Stored entries:

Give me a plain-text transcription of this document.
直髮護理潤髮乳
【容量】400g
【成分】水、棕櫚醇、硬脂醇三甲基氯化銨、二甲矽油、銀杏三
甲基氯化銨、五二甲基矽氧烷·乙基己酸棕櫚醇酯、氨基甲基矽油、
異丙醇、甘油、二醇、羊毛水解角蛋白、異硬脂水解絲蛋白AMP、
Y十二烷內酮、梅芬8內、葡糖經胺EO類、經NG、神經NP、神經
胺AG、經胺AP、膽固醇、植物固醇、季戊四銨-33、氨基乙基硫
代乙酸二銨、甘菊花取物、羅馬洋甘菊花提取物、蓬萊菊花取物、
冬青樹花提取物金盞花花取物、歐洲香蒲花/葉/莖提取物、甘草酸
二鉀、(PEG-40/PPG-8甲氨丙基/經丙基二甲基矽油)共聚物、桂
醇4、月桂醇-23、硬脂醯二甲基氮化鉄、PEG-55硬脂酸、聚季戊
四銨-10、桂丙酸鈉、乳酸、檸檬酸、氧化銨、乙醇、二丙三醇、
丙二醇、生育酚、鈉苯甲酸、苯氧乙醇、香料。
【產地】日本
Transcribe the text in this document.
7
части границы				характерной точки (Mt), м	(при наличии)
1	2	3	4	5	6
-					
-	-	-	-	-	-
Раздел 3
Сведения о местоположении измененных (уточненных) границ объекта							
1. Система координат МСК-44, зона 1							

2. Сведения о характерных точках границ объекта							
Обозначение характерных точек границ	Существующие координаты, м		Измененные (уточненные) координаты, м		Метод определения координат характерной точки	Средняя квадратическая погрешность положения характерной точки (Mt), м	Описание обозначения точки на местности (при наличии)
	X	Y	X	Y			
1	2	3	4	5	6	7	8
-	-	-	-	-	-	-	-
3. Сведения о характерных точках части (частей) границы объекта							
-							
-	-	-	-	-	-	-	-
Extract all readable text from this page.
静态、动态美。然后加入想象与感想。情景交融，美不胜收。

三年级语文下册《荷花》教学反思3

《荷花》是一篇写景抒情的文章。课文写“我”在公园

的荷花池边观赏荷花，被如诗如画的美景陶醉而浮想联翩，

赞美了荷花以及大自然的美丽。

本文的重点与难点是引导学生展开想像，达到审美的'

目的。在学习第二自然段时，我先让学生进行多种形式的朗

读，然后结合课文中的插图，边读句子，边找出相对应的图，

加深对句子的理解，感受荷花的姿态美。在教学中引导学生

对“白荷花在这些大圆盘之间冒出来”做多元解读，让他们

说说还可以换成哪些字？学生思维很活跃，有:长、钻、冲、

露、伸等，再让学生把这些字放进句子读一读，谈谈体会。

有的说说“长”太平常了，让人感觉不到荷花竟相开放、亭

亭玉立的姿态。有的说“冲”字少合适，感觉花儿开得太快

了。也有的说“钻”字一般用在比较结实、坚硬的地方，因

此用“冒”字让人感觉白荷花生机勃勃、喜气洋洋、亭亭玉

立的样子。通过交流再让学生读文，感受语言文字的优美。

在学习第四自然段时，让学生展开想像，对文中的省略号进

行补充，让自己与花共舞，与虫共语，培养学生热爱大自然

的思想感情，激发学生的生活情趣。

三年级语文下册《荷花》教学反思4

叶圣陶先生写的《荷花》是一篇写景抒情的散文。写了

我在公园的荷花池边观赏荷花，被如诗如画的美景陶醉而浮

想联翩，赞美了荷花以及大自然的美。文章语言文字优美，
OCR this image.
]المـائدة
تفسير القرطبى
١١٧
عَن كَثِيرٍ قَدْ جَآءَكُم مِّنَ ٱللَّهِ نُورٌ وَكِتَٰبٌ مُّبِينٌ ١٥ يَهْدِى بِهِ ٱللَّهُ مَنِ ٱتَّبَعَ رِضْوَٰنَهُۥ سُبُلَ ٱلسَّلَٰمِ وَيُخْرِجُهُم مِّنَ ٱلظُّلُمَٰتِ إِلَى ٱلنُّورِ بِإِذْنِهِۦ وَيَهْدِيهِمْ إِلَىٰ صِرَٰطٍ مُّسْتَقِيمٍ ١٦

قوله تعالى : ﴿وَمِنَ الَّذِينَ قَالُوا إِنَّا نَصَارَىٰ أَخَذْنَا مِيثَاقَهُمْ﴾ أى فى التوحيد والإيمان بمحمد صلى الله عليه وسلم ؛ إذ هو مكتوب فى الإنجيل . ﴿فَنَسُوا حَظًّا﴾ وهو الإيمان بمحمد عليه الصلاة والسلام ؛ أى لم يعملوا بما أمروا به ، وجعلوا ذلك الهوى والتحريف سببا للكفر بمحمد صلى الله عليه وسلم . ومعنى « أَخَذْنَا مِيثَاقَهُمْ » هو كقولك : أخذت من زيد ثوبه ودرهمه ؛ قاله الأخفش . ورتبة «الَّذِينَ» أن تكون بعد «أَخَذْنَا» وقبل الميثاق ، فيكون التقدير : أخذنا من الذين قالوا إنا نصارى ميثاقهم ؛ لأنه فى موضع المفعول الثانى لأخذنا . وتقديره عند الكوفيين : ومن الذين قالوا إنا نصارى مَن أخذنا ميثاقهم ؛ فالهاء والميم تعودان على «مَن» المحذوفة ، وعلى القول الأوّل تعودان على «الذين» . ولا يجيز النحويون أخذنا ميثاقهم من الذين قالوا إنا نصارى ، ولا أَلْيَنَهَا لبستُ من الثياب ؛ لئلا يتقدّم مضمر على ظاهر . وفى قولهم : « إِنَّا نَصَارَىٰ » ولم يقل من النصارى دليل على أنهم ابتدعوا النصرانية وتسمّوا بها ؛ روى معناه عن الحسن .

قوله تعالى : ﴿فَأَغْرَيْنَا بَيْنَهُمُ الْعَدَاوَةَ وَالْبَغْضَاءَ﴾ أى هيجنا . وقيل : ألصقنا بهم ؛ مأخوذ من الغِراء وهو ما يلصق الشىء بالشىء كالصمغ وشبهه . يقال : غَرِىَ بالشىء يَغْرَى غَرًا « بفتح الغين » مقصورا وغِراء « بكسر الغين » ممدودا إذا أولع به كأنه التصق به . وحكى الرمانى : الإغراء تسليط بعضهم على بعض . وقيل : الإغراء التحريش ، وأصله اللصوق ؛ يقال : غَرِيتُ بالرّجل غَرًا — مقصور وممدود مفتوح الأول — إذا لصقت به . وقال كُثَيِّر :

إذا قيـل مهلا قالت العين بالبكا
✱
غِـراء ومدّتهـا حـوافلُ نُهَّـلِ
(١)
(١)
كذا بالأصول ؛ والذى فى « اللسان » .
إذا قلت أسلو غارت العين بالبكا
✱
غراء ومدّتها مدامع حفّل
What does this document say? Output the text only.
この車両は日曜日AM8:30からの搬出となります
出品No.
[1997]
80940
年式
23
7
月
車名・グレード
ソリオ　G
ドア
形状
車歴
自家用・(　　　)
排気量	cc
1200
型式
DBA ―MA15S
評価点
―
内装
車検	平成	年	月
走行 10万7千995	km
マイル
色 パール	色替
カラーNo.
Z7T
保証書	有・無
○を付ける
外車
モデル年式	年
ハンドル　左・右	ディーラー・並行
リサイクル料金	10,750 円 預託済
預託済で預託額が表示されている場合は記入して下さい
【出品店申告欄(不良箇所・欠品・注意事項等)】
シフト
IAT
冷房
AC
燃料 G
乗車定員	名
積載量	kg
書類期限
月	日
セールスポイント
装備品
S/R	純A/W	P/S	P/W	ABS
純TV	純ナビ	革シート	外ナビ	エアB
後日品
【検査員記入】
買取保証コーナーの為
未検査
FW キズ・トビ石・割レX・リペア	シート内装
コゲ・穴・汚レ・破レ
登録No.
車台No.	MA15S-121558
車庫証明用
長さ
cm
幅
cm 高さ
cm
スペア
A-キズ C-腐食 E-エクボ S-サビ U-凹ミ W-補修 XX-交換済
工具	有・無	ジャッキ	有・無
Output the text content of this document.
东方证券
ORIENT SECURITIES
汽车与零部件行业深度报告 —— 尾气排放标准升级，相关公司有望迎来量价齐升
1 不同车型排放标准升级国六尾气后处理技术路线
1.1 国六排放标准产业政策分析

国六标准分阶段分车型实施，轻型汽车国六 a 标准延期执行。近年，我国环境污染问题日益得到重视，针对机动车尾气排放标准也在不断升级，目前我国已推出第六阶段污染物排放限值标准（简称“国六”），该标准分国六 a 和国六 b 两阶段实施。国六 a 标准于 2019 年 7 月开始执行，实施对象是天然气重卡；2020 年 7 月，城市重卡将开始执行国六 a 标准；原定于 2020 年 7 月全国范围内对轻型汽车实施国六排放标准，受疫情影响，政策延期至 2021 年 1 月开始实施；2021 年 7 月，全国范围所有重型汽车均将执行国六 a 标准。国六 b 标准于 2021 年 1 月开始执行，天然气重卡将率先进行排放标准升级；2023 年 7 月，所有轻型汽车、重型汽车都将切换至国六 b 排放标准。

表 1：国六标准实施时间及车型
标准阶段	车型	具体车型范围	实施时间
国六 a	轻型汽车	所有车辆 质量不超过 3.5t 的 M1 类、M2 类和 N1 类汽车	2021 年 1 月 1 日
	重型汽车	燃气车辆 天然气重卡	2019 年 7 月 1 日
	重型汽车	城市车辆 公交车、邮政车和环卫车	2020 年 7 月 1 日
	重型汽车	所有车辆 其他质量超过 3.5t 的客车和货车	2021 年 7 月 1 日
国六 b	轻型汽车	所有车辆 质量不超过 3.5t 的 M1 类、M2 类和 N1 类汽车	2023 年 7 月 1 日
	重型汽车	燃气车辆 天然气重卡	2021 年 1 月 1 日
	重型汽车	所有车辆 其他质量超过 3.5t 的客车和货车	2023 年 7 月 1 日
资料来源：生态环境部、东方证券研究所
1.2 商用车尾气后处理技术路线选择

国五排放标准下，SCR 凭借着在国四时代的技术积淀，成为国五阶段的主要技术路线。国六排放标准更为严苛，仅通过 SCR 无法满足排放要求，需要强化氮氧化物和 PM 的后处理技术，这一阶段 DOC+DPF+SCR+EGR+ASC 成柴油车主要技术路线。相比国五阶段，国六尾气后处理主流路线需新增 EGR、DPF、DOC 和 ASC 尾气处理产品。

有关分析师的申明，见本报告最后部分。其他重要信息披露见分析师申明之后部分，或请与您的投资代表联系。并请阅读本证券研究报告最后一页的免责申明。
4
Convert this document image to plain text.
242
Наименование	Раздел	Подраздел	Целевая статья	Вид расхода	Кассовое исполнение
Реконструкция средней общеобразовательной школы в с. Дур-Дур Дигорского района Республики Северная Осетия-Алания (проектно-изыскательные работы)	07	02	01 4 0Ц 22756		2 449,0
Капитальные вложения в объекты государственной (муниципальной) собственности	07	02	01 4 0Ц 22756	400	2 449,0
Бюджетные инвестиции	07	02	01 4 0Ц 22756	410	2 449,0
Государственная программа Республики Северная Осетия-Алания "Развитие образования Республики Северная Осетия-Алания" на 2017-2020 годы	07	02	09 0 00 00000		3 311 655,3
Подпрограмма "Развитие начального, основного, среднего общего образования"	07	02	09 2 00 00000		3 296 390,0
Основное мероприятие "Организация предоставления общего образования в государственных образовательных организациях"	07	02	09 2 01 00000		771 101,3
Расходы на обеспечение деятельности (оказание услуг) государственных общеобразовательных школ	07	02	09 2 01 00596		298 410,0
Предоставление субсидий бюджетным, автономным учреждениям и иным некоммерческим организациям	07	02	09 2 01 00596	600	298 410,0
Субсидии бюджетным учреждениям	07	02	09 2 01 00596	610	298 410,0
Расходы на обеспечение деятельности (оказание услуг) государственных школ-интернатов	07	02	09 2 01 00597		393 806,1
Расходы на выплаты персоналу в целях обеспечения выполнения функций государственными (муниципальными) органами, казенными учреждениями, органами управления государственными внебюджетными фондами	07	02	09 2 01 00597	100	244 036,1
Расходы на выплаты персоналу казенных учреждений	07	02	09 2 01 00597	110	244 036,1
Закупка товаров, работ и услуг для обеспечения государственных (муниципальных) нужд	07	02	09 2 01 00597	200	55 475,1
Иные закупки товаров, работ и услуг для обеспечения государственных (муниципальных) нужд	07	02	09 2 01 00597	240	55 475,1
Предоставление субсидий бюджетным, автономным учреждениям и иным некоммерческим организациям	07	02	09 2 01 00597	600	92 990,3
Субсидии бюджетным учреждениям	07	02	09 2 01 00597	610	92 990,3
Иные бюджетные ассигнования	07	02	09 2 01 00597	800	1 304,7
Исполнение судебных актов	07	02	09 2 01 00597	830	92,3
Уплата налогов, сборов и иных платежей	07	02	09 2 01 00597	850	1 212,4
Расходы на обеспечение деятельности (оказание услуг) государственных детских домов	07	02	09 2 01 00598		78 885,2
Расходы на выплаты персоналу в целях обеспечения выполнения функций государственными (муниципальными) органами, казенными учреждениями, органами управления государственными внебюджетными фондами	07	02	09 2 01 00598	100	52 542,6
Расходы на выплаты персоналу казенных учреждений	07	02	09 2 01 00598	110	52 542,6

SHORT TASK: Locate the word "Раздел" in the records above, and return each line that has it.

EXPECTED ANSWER:
Раздел 3
Наименование	Раздел	Подраздел	Целевая статья	Вид расхода	Кассовое исполнение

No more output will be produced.